* **Exercise details**
Write every line out verbatim and omit the pictures.

* **Records for the task**
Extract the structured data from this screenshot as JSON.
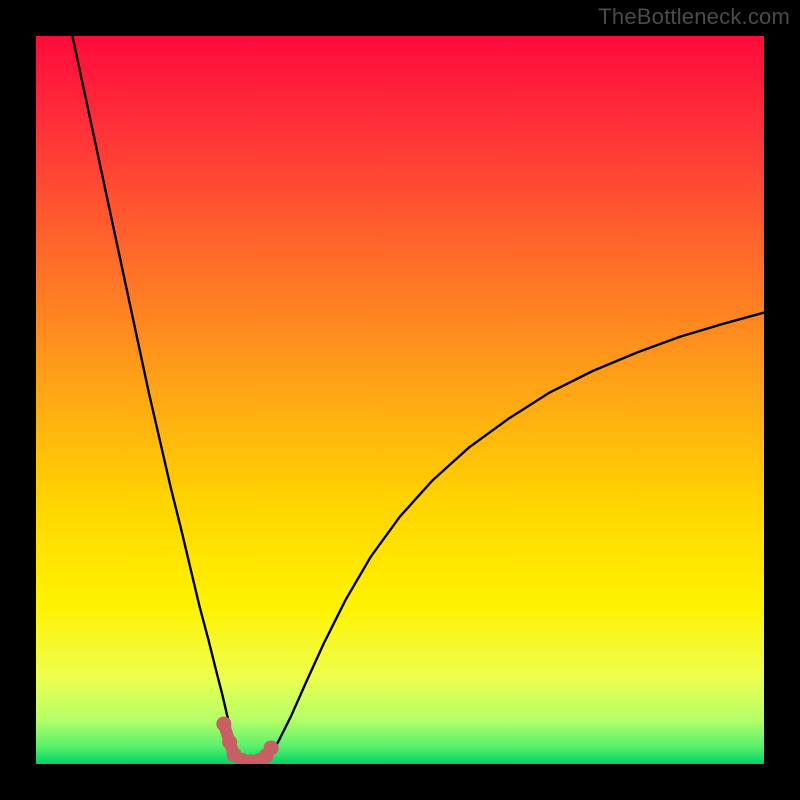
{
  "watermark": "TheBottleneck.com",
  "chart_data": {
    "type": "line",
    "title": "",
    "xlabel": "",
    "ylabel": "",
    "xlim": [
      0,
      100
    ],
    "ylim": [
      0,
      100
    ],
    "legend": false,
    "grid": false,
    "background_gradient": [
      "#ff0037",
      "#ff2f3a",
      "#ff6a2e",
      "#ffa11f",
      "#ffd400",
      "#fff200",
      "#f3ff4a",
      "#b7ff6a",
      "#00d468"
    ],
    "series": [
      {
        "name": "curve",
        "type": "line",
        "stroke": "#000000",
        "x": [
          5.0,
          6.5,
          8.0,
          9.5,
          11.0,
          12.5,
          14.0,
          15.5,
          17.0,
          18.5,
          20.0,
          21.3,
          22.5,
          23.7,
          24.7,
          25.6,
          26.3,
          26.8,
          27.1,
          27.2,
          27.5,
          28.5,
          29.5,
          30.5,
          31.5,
          32.2,
          32.7,
          33.5,
          35.0,
          37.0,
          39.5,
          42.5,
          46.0,
          50.0,
          54.5,
          59.5,
          65.0,
          70.5,
          76.5,
          82.5,
          88.5,
          94.5,
          100.0
        ],
        "y": [
          100.0,
          93.0,
          86.0,
          79.0,
          72.0,
          65.0,
          58.0,
          51.0,
          44.5,
          38.0,
          32.0,
          26.5,
          21.5,
          17.0,
          13.0,
          9.5,
          6.5,
          4.2,
          2.5,
          1.4,
          0.8,
          0.4,
          0.3,
          0.4,
          0.7,
          1.2,
          2.0,
          3.5,
          6.5,
          11.0,
          16.5,
          22.5,
          28.5,
          34.0,
          39.0,
          43.5,
          47.5,
          51.0,
          54.0,
          56.5,
          58.7,
          60.5,
          62.0
        ]
      },
      {
        "name": "markers",
        "type": "scatter",
        "stroke": "#c76064",
        "fill": "#c76064",
        "x": [
          25.8,
          26.6,
          27.2,
          28.3,
          29.5,
          30.7,
          31.6,
          32.3
        ],
        "y": [
          5.5,
          3.0,
          1.3,
          0.5,
          0.3,
          0.5,
          1.1,
          2.2
        ]
      }
    ]
  }
}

* **Task solution**
Extract the structured data from this screenshot as JSON.
{
  "watermark": "TheBottleneck.com",
  "chart_data": {
    "type": "line",
    "title": "",
    "xlabel": "",
    "ylabel": "",
    "xlim": [
      0,
      100
    ],
    "ylim": [
      0,
      100
    ],
    "legend": false,
    "grid": false,
    "background_gradient": [
      "#ff0037",
      "#ff2f3a",
      "#ff6a2e",
      "#ffa11f",
      "#ffd400",
      "#fff200",
      "#f3ff4a",
      "#b7ff6a",
      "#00d468"
    ],
    "series": [
      {
        "name": "curve",
        "type": "line",
        "stroke": "#000000",
        "x": [
          5.0,
          6.5,
          8.0,
          9.5,
          11.0,
          12.5,
          14.0,
          15.5,
          17.0,
          18.5,
          20.0,
          21.3,
          22.5,
          23.7,
          24.7,
          25.6,
          26.3,
          26.8,
          27.1,
          27.2,
          27.5,
          28.5,
          29.5,
          30.5,
          31.5,
          32.2,
          32.7,
          33.5,
          35.0,
          37.0,
          39.5,
          42.5,
          46.0,
          50.0,
          54.5,
          59.5,
          65.0,
          70.5,
          76.5,
          82.5,
          88.5,
          94.5,
          100.0
        ],
        "y": [
          100.0,
          93.0,
          86.0,
          79.0,
          72.0,
          65.0,
          58.0,
          51.0,
          44.5,
          38.0,
          32.0,
          26.5,
          21.5,
          17.0,
          13.0,
          9.5,
          6.5,
          4.2,
          2.5,
          1.4,
          0.8,
          0.4,
          0.3,
          0.4,
          0.7,
          1.2,
          2.0,
          3.5,
          6.5,
          11.0,
          16.5,
          22.5,
          28.5,
          34.0,
          39.0,
          43.5,
          47.5,
          51.0,
          54.0,
          56.5,
          58.7,
          60.5,
          62.0
        ]
      },
      {
        "name": "markers",
        "type": "scatter",
        "stroke": "#c76064",
        "fill": "#c76064",
        "x": [
          25.8,
          26.6,
          27.2,
          28.3,
          29.5,
          30.7,
          31.6,
          32.3
        ],
        "y": [
          5.5,
          3.0,
          1.3,
          0.5,
          0.3,
          0.5,
          1.1,
          2.2
        ]
      }
    ]
  }
}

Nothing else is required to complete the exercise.